Your goal: State how many lines hold the string "soit". Give the number and nothing else.

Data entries
========================
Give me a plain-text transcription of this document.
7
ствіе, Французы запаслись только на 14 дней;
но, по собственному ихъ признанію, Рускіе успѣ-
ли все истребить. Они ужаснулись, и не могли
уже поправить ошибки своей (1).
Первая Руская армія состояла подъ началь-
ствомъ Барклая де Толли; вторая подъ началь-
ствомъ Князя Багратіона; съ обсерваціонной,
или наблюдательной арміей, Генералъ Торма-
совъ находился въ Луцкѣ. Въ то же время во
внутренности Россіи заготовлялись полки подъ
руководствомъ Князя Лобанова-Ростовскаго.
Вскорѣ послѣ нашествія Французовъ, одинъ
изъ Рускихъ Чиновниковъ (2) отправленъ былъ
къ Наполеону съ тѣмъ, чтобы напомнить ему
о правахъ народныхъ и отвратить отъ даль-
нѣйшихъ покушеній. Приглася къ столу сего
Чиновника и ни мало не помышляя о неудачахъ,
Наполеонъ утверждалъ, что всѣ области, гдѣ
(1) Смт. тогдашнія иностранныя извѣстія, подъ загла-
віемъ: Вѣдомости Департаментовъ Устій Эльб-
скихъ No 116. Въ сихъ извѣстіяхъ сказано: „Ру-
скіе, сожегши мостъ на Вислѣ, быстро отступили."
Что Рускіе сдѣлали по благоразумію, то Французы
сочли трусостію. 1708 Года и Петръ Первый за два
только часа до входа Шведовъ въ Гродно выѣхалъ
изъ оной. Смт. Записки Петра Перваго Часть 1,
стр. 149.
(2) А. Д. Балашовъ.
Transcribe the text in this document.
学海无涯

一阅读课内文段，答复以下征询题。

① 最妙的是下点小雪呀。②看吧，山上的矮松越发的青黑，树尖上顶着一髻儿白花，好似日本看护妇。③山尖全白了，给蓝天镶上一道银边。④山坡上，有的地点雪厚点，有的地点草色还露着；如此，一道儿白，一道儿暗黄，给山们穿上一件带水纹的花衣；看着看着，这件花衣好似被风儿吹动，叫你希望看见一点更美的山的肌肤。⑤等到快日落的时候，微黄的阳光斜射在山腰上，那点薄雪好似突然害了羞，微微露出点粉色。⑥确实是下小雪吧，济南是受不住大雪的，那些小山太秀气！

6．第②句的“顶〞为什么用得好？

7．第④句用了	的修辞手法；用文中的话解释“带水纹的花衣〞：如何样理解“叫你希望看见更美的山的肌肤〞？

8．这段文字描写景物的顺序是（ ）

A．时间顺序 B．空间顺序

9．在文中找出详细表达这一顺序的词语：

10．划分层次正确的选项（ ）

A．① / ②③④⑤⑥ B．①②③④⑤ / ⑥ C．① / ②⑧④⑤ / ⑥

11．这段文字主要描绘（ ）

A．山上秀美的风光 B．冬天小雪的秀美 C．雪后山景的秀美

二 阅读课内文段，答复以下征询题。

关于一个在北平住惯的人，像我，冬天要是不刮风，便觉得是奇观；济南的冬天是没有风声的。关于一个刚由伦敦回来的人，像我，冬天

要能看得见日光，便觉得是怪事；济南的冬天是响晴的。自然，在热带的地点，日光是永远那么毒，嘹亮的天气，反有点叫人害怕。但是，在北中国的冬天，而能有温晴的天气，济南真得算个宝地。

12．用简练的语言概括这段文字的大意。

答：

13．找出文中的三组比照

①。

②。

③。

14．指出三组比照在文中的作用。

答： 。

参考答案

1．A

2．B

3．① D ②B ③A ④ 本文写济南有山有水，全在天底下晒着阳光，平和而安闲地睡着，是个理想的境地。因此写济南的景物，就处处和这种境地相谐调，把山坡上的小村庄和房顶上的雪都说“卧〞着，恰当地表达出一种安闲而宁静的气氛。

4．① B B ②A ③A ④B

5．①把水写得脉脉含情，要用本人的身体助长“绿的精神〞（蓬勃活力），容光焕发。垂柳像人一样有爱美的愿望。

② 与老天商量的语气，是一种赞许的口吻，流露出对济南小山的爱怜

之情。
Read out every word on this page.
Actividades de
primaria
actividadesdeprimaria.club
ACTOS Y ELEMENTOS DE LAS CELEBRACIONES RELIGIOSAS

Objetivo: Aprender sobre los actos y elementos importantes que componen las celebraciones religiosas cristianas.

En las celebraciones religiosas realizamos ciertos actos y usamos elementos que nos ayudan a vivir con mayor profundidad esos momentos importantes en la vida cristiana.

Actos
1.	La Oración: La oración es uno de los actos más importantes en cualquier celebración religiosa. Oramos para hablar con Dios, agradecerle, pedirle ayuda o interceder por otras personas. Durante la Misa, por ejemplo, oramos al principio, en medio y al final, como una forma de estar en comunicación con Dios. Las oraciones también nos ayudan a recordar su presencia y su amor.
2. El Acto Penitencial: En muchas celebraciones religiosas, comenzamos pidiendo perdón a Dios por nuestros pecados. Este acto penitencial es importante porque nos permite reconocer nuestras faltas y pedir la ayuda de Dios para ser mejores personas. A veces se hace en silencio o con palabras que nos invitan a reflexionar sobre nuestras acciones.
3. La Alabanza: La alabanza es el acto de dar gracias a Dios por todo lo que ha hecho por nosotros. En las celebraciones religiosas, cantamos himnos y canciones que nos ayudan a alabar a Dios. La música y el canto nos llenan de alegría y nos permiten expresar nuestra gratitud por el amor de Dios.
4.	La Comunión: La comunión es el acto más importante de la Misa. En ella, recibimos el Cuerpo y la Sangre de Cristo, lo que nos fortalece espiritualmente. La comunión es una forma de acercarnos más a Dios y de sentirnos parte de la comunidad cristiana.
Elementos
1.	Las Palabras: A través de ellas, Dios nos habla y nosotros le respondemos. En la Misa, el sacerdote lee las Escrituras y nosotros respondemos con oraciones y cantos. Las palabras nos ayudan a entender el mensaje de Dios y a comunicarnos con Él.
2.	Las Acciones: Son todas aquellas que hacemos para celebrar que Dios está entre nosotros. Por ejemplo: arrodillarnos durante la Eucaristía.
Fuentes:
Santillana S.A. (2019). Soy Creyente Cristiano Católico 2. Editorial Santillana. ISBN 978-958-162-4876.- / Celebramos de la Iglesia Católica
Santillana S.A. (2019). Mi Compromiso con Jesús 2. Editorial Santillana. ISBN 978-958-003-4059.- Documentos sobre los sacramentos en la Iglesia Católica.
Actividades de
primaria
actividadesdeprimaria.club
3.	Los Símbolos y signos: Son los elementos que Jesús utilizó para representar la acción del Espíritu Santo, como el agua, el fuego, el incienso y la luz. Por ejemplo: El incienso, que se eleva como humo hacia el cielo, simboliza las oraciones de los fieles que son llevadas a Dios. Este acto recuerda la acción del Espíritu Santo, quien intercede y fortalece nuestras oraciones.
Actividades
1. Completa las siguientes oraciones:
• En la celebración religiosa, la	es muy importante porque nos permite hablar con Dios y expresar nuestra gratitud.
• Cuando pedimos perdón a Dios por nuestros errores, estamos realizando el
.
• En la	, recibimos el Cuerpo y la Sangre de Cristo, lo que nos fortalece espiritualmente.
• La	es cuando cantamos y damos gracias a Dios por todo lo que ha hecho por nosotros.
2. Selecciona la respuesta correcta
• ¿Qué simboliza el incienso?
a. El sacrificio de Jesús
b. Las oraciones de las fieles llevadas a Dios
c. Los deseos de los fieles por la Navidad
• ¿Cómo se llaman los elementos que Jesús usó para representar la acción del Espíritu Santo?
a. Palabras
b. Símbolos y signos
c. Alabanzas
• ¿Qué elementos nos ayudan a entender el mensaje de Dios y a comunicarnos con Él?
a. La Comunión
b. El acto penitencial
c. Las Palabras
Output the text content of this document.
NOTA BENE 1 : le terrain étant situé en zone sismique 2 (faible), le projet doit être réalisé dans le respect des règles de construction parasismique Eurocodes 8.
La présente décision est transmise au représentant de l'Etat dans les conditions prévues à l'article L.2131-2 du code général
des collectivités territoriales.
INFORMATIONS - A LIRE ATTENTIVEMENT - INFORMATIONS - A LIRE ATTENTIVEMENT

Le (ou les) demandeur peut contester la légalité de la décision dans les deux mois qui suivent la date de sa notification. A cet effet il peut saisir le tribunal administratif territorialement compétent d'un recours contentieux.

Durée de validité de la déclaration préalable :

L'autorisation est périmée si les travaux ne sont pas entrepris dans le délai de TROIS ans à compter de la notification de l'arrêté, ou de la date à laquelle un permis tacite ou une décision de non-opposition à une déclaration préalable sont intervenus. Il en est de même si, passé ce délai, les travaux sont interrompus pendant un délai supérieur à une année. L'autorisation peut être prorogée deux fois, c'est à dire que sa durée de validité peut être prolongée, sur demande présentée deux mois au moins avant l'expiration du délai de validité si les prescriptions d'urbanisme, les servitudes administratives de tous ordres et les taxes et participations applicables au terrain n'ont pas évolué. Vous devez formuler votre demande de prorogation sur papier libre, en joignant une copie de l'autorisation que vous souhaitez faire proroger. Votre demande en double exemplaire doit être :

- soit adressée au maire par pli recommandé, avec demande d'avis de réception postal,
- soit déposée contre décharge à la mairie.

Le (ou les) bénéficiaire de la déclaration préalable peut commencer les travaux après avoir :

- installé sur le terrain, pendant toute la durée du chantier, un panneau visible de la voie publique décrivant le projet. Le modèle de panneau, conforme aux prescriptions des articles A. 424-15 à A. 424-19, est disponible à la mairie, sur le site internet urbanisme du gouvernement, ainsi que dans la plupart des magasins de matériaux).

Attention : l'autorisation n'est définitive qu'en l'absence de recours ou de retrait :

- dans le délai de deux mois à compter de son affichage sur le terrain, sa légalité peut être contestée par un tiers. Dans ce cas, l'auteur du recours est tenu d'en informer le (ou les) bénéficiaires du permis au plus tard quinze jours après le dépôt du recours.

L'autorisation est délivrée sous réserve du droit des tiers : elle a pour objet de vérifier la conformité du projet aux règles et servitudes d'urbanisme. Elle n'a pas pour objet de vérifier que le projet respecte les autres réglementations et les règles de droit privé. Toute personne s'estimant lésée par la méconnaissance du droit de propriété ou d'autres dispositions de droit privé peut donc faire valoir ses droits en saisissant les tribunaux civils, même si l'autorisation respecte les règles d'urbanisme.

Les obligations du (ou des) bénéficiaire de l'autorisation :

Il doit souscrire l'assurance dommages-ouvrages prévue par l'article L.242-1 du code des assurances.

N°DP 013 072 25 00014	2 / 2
========================
Task output: 2